--- begin STORED ROWS ---

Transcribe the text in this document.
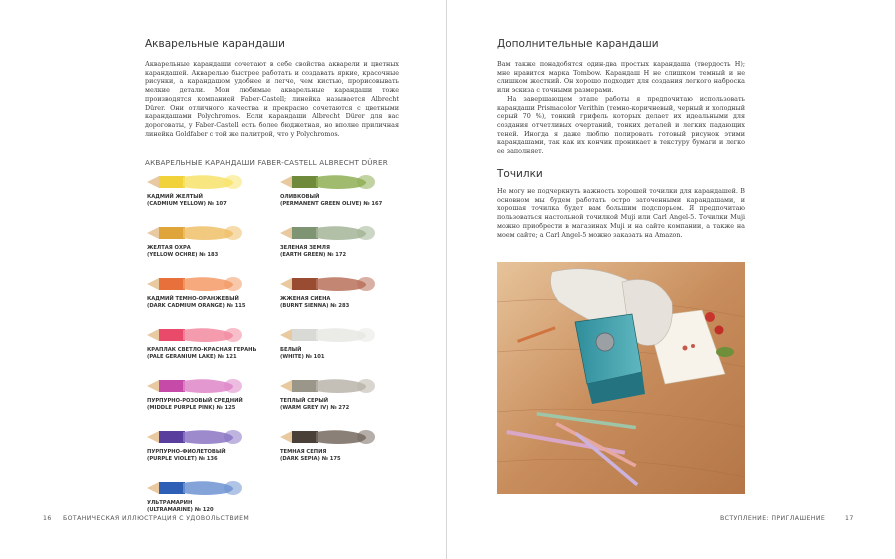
Акварельные карандаши

Акварельные карандаши сочетают в себе свойства акварели и цветных карандашей. Акварелью быстрее работать и создавать яркие, красочные рисунки, а карандашом удобнее и легче, чем кистью, прорисовывать мелкие детали. Мои любимые акварельные карандаши тоже производятся компанией Faber-Castell; линейка называется Albrecht Dürer. Они отличного качества и прекрасно сочетаются с цветными карандашами Polychromos. Если карандаши Albrecht Dürer для вас дороговаты, у Faber-Castell есть более бюджетная, но вполне приличная линейка Goldfaber с той же палитрой, что у Polychromos.

АКВАРЕЛЬНЫЕ КАРАНДАШИ FABER-CASTELL ALBRECHT DÜRER
КАДМИЙ ЖЕЛТЫЙ
(CADMIUM YELLOW) № 107
ОЛИВКОВЫЙ
(PERMANENT GREEN OLIVE) № 167
ЖЕЛТАЯ ОХРА
(YELLOW OCHRE) № 183
ЗЕЛЕНАЯ ЗЕМЛЯ
(EARTH GREEN) № 172
КАДМИЙ ТЕМНО-ОРАНЖЕВЫЙ
(DARK CADMIUM ORANGE) № 115
ЖЖЕНАЯ СИЕНА
(BURNT SIENNA) № 283
КРАПЛАК СВЕТЛО-КРАСНАЯ ГЕРАНЬ
(PALE GERANIUM LAKE) № 121
БЕЛЫЙ
(WHITE) № 101
ПУРПУРНО-РОЗОВЫЙ СРЕДНИЙ
(MIDDLE PURPLE PINK) № 125
ТЕПЛЫЙ СЕРЫЙ
(WARM GREY IV) № 272
ПУРПУРНО-ФИОЛЕТОВЫЙ
(PURPLE VIOLET) № 136
ТЕМНАЯ СЕПИЯ
(DARK SEPIA) № 175
УЛЬТРАМАРИН
(ULTRAMARINE) № 120
16 БОТАНИЧЕСКАЯ ИЛЛЮСТРАЦИЯ С УДОВОЛЬСТВИЕМ
Дополнительные карандаши

Вам также понадобятся один-два простых карандаша (твердость H); мне нравится марка Tombow. Карандаш H не слишком темный и не слишком жесткий. Он хорошо подходит для создания легкого наброска или эскиза с точными размерами.

На завершающем этапе работы я предпочитаю использовать карандаши Prismacolor Verithin (темно-коричневый, черный и холодный серый 70 %), тонкий грифель которых делает их идеальными для создания отчетливых очертаний, тонких деталей и легких падающих теней. Иногда я даже люблю полировать готовый рисунок этими карандашами, так как их кончик проникает в текстуру бумаги и легко ее заполняет.

Точилки

Не могу не подчеркнуть важность хорошей точилки для карандашей. В основном мы будем работать остро заточенными карандашами, и хорошая точилка будет вам большим подспорьем. Я предпочитаю пользоваться настольной точилкой Muji или Carl Angel-5. Точилки Muji можно приобрести в магазинах Muji и на сайте компании, а также на моем сайте; а Carl Angel-5 можно заказать на Amazon.

ВСТУПЛЕНИЕ: ПРИГЛАШЕНИЕ	17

--- end STORED ROWS ---

= AIM =
Locate each line with the word "Точилки" and copy it.

= RESULT OF THE TASK =
Точилки
Не могу не подчеркнуть важность хорошей точилки для карандашей. В основном мы будем работать остро заточенными карандашами, и хорошая точилка будет вам большим подспорьем. Я предпочитаю пользоваться настольной точилкой Muji или Carl Angel-5. Точилки Muji можно приобрести в магазинах Muji и на сайте компании, а также на моем сайте; а Carl Angel-5 можно заказать на Amazon.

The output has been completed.